TASK STATEMENT
Set down the material below word for word, excluding the pictures.

>> start

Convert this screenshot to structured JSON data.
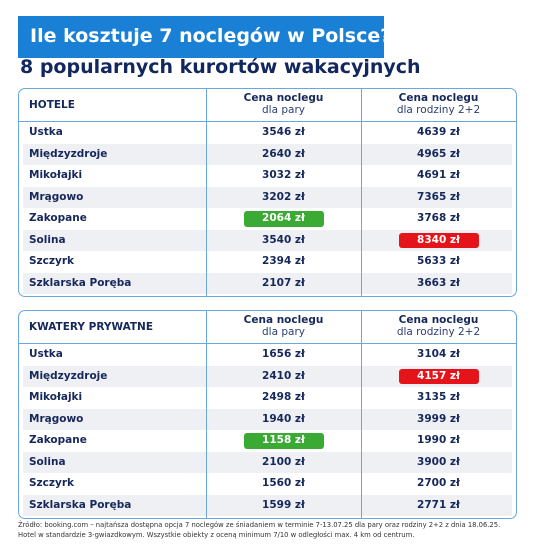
{
  "header": {
    "title": "Ile kosztuje 7 noclegów w Polsce?",
    "subtitle": "8 popularnych kurortów wakacyjnych"
  },
  "tables": [
    {
      "columns": [
        {
          "title": "HOTELE"
        },
        {
          "title": "Cena noclegu",
          "subtitle": "dla pary"
        },
        {
          "title": "Cena noclegu",
          "subtitle": "dla rodziny 2+2"
        }
      ],
      "rows": [
        [
          "Ustka",
          "3546 zł",
          "4639 zł"
        ],
        [
          "Międzyzdroje",
          "2640 zł",
          "4965 zł"
        ],
        [
          "Mikołajki",
          "3032 zł",
          "4691 zł"
        ],
        [
          "Mrągowo",
          "3202 zł",
          "7365 zł"
        ],
        [
          "Zakopane",
          "2064 zł",
          "3768 zł"
        ],
        [
          "Solina",
          "3540 zł",
          "8340 zł"
        ],
        [
          "Szczyrk",
          "2394 zł",
          "5633 zł"
        ],
        [
          "Szklarska Poręba",
          "2107 zł",
          "3663 zł"
        ]
      ],
      "highlights": [
        {
          "row": 4,
          "column": 1,
          "color": "#3aaa35"
        },
        {
          "row": 5,
          "column": 2,
          "color": "#e5141b"
        }
      ]
    },
    {
      "columns": [
        {
          "title": "KWATERY PRYWATNE"
        },
        {
          "title": "Cena noclegu",
          "subtitle": "dla pary"
        },
        {
          "title": "Cena noclegu",
          "subtitle": "dla rodziny 2+2"
        }
      ],
      "rows": [
        [
          "Ustka",
          "1656 zł",
          "3104 zł"
        ],
        [
          "Międzyzdroje",
          "2410 zł",
          "4157 zł"
        ],
        [
          "Mikołajki",
          "2498 zł",
          "3135 zł"
        ],
        [
          "Mrągowo",
          "1940 zł",
          "3999 zł"
        ],
        [
          "Zakopane",
          "1158 zł",
          "1990 zł"
        ],
        [
          "Solina",
          "2100 zł",
          "3900 zł"
        ],
        [
          "Szczyrk",
          "1560 zł",
          "2700 zł"
        ],
        [
          "Szklarska Poręba",
          "1599 zł",
          "2771 zł"
        ]
      ],
      "highlights": [
        {
          "row": 4,
          "column": 1,
          "color": "#3aaa35"
        },
        {
          "row": 1,
          "column": 2,
          "color": "#e5141b"
        }
      ]
    }
  ],
  "footnote": [
    "Źródło: booking.com – najtańsza dostępna opcja 7 noclegów ze śniadaniem w terminie 7-13.07.25 dla pary oraz rodziny 2+2 z dnia 18.06.25.",
    "Hotel w standardzie 3-gwiazdkowym. Wszystkie obiekty z oceną minimum 7/10 w odległości max. 4 km od centrum."
  ]
}
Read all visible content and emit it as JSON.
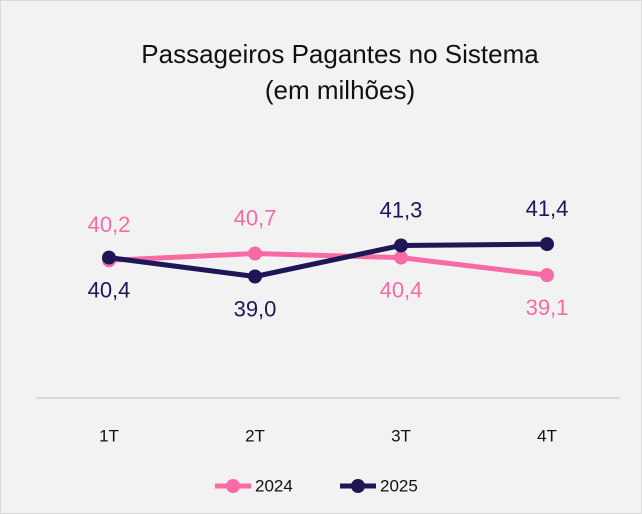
{
  "chart_data": {
    "type": "line",
    "title": "Passageiros Pagantes no Sistema",
    "subtitle": "(em milhões)",
    "categories": [
      "1T",
      "2T",
      "3T",
      "4T"
    ],
    "series": [
      {
        "name": "2024",
        "color": "#f76aa4",
        "values": [
          40.2,
          40.7,
          40.4,
          39.1
        ],
        "value_labels": [
          "40,2",
          "40,7",
          "40,4",
          "39,1"
        ]
      },
      {
        "name": "2025",
        "color": "#1f1656",
        "values": [
          40.4,
          39.0,
          41.3,
          41.4
        ],
        "value_labels": [
          "40,4",
          "39,0",
          "41,3",
          "41,4"
        ]
      }
    ],
    "ylim": [
      30,
      50
    ],
    "legend": "bottom"
  }
}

>> end

OUTPUT
Convert this screenshot to structured JSON data.
{
  "header": {
    "title": "Ile kosztuje 7 noclegów w Polsce?",
    "subtitle": "8 popularnych kurortów wakacyjnych"
  },
  "tables": [
    {
      "columns": [
        {
          "title": "HOTELE"
        },
        {
          "title": "Cena noclegu",
          "subtitle": "dla pary"
        },
        {
          "title": "Cena noclegu",
          "subtitle": "dla rodziny 2+2"
        }
      ],
      "rows": [
        [
          "Ustka",
          "3546 zł",
          "4639 zł"
        ],
        [
          "Międzyzdroje",
          "2640 zł",
          "4965 zł"
        ],
        [
          "Mikołajki",
          "3032 zł",
          "4691 zł"
        ],
        [
          "Mrągowo",
          "3202 zł",
          "7365 zł"
        ],
        [
          "Zakopane",
          "2064 zł",
          "3768 zł"
        ],
        [
          "Solina",
          "3540 zł",
          "8340 zł"
        ],
        [
          "Szczyrk",
          "2394 zł",
          "5633 zł"
        ],
        [
          "Szklarska Poręba",
          "2107 zł",
          "3663 zł"
        ]
      ],
      "highlights": [
        {
          "row": 4,
          "column": 1,
          "color": "#3aaa35"
        },
        {
          "row": 5,
          "column": 2,
          "color": "#e5141b"
        }
      ]
    },
    {
      "columns": [
        {
          "title": "KWATERY PRYWATNE"
        },
        {
          "title": "Cena noclegu",
          "subtitle": "dla pary"
        },
        {
          "title": "Cena noclegu",
          "subtitle": "dla rodziny 2+2"
        }
      ],
      "rows": [
        [
          "Ustka",
          "1656 zł",
          "3104 zł"
        ],
        [
          "Międzyzdroje",
          "2410 zł",
          "4157 zł"
        ],
        [
          "Mikołajki",
          "2498 zł",
          "3135 zł"
        ],
        [
          "Mrągowo",
          "1940 zł",
          "3999 zł"
        ],
        [
          "Zakopane",
          "1158 zł",
          "1990 zł"
        ],
        [
          "Solina",
          "2100 zł",
          "3900 zł"
        ],
        [
          "Szczyrk",
          "1560 zł",
          "2700 zł"
        ],
        [
          "Szklarska Poręba",
          "1599 zł",
          "2771 zł"
        ]
      ],
      "highlights": [
        {
          "row": 4,
          "column": 1,
          "color": "#3aaa35"
        },
        {
          "row": 1,
          "column": 2,
          "color": "#e5141b"
        }
      ]
    }
  ],
  "footnote": [
    "Źródło: booking.com – najtańsza dostępna opcja 7 noclegów ze śniadaniem w terminie 7-13.07.25 dla pary oraz rodziny 2+2 z dnia 18.06.25.",
    "Hotel w standardzie 3-gwiazdkowym. Wszystkie obiekty z oceną minimum 7/10 w odległości max. 4 km od centrum."
  ]
}
Read all visible content and emit it as JSON.
{
  "chart_data": {
    "type": "line",
    "title": "Passageiros Pagantes no Sistema",
    "subtitle": "(em milhões)",
    "categories": [
      "1T",
      "2T",
      "3T",
      "4T"
    ],
    "series": [
      {
        "name": "2024",
        "color": "#f76aa4",
        "values": [
          40.2,
          40.7,
          40.4,
          39.1
        ],
        "value_labels": [
          "40,2",
          "40,7",
          "40,4",
          "39,1"
        ]
      },
      {
        "name": "2025",
        "color": "#1f1656",
        "values": [
          40.4,
          39.0,
          41.3,
          41.4
        ],
        "value_labels": [
          "40,4",
          "39,0",
          "41,3",
          "41,4"
        ]
      }
    ],
    "ylim": [
      30,
      50
    ],
    "legend": "bottom"
  }
}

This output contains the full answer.